◆ **TASK TO COMPLETE**
Below is a listing; copy all of it exactly.
* Begin SUPPLIED ENTRIES *
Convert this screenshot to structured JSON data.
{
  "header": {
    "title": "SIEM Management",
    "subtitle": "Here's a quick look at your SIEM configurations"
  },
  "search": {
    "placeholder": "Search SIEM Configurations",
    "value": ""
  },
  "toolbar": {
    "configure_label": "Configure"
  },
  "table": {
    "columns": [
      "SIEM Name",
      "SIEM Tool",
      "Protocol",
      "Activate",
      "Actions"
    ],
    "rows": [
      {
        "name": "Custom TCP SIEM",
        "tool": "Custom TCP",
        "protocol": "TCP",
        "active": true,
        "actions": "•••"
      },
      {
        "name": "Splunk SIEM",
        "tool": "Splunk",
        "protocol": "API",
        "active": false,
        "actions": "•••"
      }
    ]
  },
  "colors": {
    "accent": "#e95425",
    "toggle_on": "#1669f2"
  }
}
* End SUPPLIED ENTRIES *
◆ **ANSWER TO THIS PROBLEM**
Convert this screenshot to structured JSON data.
{
  "header": {
    "title": "SIEM Management",
    "subtitle": "Here's a quick look at your SIEM configurations"
  },
  "search": {
    "placeholder": "Search SIEM Configurations",
    "value": ""
  },
  "toolbar": {
    "configure_label": "Configure"
  },
  "table": {
    "columns": [
      "SIEM Name",
      "SIEM Tool",
      "Protocol",
      "Activate",
      "Actions"
    ],
    "rows": [
      {
        "name": "Custom TCP SIEM",
        "tool": "Custom TCP",
        "protocol": "TCP",
        "active": true,
        "actions": "•••"
      },
      {
        "name": "Splunk SIEM",
        "tool": "Splunk",
        "protocol": "API",
        "active": false,
        "actions": "•••"
      }
    ]
  },
  "colors": {
    "accent": "#e95425",
    "toggle_on": "#1669f2"
  }
}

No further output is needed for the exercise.